STORED RECORDS
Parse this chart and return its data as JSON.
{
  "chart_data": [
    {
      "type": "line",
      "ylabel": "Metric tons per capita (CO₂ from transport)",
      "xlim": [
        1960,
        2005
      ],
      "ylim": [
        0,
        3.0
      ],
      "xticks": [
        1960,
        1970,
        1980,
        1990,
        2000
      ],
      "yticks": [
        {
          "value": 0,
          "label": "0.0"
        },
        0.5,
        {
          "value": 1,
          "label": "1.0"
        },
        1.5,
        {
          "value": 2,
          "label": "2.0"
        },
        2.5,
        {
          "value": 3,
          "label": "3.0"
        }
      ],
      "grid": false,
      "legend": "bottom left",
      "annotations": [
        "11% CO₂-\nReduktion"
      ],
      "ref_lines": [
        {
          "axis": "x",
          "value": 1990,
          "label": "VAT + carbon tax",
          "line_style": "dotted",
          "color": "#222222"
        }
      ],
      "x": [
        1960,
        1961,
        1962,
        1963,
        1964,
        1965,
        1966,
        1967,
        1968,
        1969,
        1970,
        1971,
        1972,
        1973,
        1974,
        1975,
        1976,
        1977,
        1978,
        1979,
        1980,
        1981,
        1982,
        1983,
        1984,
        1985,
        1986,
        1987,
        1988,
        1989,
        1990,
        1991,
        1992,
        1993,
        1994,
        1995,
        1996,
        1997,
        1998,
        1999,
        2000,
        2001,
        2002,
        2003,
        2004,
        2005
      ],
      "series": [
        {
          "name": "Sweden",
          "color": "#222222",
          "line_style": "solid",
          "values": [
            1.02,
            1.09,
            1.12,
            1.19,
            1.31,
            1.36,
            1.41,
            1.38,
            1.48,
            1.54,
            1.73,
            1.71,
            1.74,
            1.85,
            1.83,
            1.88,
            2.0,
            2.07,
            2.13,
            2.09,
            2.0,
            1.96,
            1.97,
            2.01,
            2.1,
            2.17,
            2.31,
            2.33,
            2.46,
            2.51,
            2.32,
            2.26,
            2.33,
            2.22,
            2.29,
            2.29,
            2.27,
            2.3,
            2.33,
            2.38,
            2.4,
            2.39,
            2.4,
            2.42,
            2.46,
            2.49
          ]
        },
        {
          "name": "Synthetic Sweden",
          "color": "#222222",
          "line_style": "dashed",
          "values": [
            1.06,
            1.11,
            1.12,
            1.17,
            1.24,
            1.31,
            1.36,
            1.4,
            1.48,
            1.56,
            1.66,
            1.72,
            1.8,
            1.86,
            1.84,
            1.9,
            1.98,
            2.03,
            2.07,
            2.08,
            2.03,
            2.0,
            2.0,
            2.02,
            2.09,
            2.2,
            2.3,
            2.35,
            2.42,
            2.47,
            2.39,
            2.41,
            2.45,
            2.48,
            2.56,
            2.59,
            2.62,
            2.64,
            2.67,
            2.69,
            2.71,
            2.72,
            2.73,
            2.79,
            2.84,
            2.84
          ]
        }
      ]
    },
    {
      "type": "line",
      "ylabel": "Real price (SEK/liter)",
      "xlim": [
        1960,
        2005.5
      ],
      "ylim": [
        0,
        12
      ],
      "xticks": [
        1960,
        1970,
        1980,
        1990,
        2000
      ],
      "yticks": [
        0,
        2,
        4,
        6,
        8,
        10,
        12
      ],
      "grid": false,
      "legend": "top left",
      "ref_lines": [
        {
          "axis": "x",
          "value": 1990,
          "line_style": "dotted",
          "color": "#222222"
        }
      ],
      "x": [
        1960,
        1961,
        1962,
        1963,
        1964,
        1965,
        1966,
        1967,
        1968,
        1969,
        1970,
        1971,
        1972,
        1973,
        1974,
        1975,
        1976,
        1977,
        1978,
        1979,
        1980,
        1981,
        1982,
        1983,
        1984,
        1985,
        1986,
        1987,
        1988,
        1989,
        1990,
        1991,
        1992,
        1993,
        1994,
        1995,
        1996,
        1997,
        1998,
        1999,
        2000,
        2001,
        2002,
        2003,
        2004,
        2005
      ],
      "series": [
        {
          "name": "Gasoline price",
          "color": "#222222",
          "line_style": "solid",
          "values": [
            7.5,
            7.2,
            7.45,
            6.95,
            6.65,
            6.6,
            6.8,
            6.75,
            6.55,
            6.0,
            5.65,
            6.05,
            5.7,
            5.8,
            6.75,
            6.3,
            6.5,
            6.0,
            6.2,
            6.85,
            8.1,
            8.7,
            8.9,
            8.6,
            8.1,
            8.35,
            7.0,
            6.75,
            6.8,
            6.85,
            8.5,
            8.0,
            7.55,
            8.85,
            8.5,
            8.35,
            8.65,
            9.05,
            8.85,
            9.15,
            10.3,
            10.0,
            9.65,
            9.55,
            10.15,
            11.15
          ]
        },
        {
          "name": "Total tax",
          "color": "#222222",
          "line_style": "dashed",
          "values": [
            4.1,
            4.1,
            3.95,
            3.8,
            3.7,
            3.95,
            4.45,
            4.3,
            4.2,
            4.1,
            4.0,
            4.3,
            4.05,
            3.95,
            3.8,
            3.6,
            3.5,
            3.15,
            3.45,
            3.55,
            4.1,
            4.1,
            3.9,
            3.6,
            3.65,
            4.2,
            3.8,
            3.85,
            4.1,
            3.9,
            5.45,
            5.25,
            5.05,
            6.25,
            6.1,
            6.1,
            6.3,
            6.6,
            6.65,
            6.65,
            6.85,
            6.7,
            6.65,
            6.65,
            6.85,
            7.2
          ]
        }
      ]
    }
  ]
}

STATED PROBLEM
Extract every record. Keep wording exact.

WRITTEN ANSWER
Parse this chart and return its data as JSON.
{
  "chart_data": [
    {
      "type": "line",
      "ylabel": "Metric tons per capita (CO₂ from transport)",
      "xlim": [
        1960,
        2005
      ],
      "ylim": [
        0,
        3.0
      ],
      "xticks": [
        1960,
        1970,
        1980,
        1990,
        2000
      ],
      "yticks": [
        {
          "value": 0,
          "label": "0.0"
        },
        0.5,
        {
          "value": 1,
          "label": "1.0"
        },
        1.5,
        {
          "value": 2,
          "label": "2.0"
        },
        2.5,
        {
          "value": 3,
          "label": "3.0"
        }
      ],
      "grid": false,
      "legend": "bottom left",
      "annotations": [
        "11% CO₂-\nReduktion"
      ],
      "ref_lines": [
        {
          "axis": "x",
          "value": 1990,
          "label": "VAT + carbon tax",
          "line_style": "dotted",
          "color": "#222222"
        }
      ],
      "x": [
        1960,
        1961,
        1962,
        1963,
        1964,
        1965,
        1966,
        1967,
        1968,
        1969,
        1970,
        1971,
        1972,
        1973,
        1974,
        1975,
        1976,
        1977,
        1978,
        1979,
        1980,
        1981,
        1982,
        1983,
        1984,
        1985,
        1986,
        1987,
        1988,
        1989,
        1990,
        1991,
        1992,
        1993,
        1994,
        1995,
        1996,
        1997,
        1998,
        1999,
        2000,
        2001,
        2002,
        2003,
        2004,
        2005
      ],
      "series": [
        {
          "name": "Sweden",
          "color": "#222222",
          "line_style": "solid",
          "values": [
            1.02,
            1.09,
            1.12,
            1.19,
            1.31,
            1.36,
            1.41,
            1.38,
            1.48,
            1.54,
            1.73,
            1.71,
            1.74,
            1.85,
            1.83,
            1.88,
            2.0,
            2.07,
            2.13,
            2.09,
            2.0,
            1.96,
            1.97,
            2.01,
            2.1,
            2.17,
            2.31,
            2.33,
            2.46,
            2.51,
            2.32,
            2.26,
            2.33,
            2.22,
            2.29,
            2.29,
            2.27,
            2.3,
            2.33,
            2.38,
            2.4,
            2.39,
            2.4,
            2.42,
            2.46,
            2.49
          ]
        },
        {
          "name": "Synthetic Sweden",
          "color": "#222222",
          "line_style": "dashed",
          "values": [
            1.06,
            1.11,
            1.12,
            1.17,
            1.24,
            1.31,
            1.36,
            1.4,
            1.48,
            1.56,
            1.66,
            1.72,
            1.8,
            1.86,
            1.84,
            1.9,
            1.98,
            2.03,
            2.07,
            2.08,
            2.03,
            2.0,
            2.0,
            2.02,
            2.09,
            2.2,
            2.3,
            2.35,
            2.42,
            2.47,
            2.39,
            2.41,
            2.45,
            2.48,
            2.56,
            2.59,
            2.62,
            2.64,
            2.67,
            2.69,
            2.71,
            2.72,
            2.73,
            2.79,
            2.84,
            2.84
          ]
        }
      ]
    },
    {
      "type": "line",
      "ylabel": "Real price (SEK/liter)",
      "xlim": [
        1960,
        2005.5
      ],
      "ylim": [
        0,
        12
      ],
      "xticks": [
        1960,
        1970,
        1980,
        1990,
        2000
      ],
      "yticks": [
        0,
        2,
        4,
        6,
        8,
        10,
        12
      ],
      "grid": false,
      "legend": "top left",
      "ref_lines": [
        {
          "axis": "x",
          "value": 1990,
          "line_style": "dotted",
          "color": "#222222"
        }
      ],
      "x": [
        1960,
        1961,
        1962,
        1963,
        1964,
        1965,
        1966,
        1967,
        1968,
        1969,
        1970,
        1971,
        1972,
        1973,
        1974,
        1975,
        1976,
        1977,
        1978,
        1979,
        1980,
        1981,
        1982,
        1983,
        1984,
        1985,
        1986,
        1987,
        1988,
        1989,
        1990,
        1991,
        1992,
        1993,
        1994,
        1995,
        1996,
        1997,
        1998,
        1999,
        2000,
        2001,
        2002,
        2003,
        2004,
        2005
      ],
      "series": [
        {
          "name": "Gasoline price",
          "color": "#222222",
          "line_style": "solid",
          "values": [
            7.5,
            7.2,
            7.45,
            6.95,
            6.65,
            6.6,
            6.8,
            6.75,
            6.55,
            6.0,
            5.65,
            6.05,
            5.7,
            5.8,
            6.75,
            6.3,
            6.5,
            6.0,
            6.2,
            6.85,
            8.1,
            8.7,
            8.9,
            8.6,
            8.1,
            8.35,
            7.0,
            6.75,
            6.8,
            6.85,
            8.5,
            8.0,
            7.55,
            8.85,
            8.5,
            8.35,
            8.65,
            9.05,
            8.85,
            9.15,
            10.3,
            10.0,
            9.65,
            9.55,
            10.15,
            11.15
          ]
        },
        {
          "name": "Total tax",
          "color": "#222222",
          "line_style": "dashed",
          "values": [
            4.1,
            4.1,
            3.95,
            3.8,
            3.7,
            3.95,
            4.45,
            4.3,
            4.2,
            4.1,
            4.0,
            4.3,
            4.05,
            3.95,
            3.8,
            3.6,
            3.5,
            3.15,
            3.45,
            3.55,
            4.1,
            4.1,
            3.9,
            3.6,
            3.65,
            4.2,
            3.8,
            3.85,
            4.1,
            3.9,
            5.45,
            5.25,
            5.05,
            6.25,
            6.1,
            6.1,
            6.3,
            6.6,
            6.65,
            6.65,
            6.85,
            6.7,
            6.65,
            6.65,
            6.85,
            7.2
          ]
        }
      ]
    }
  ]
}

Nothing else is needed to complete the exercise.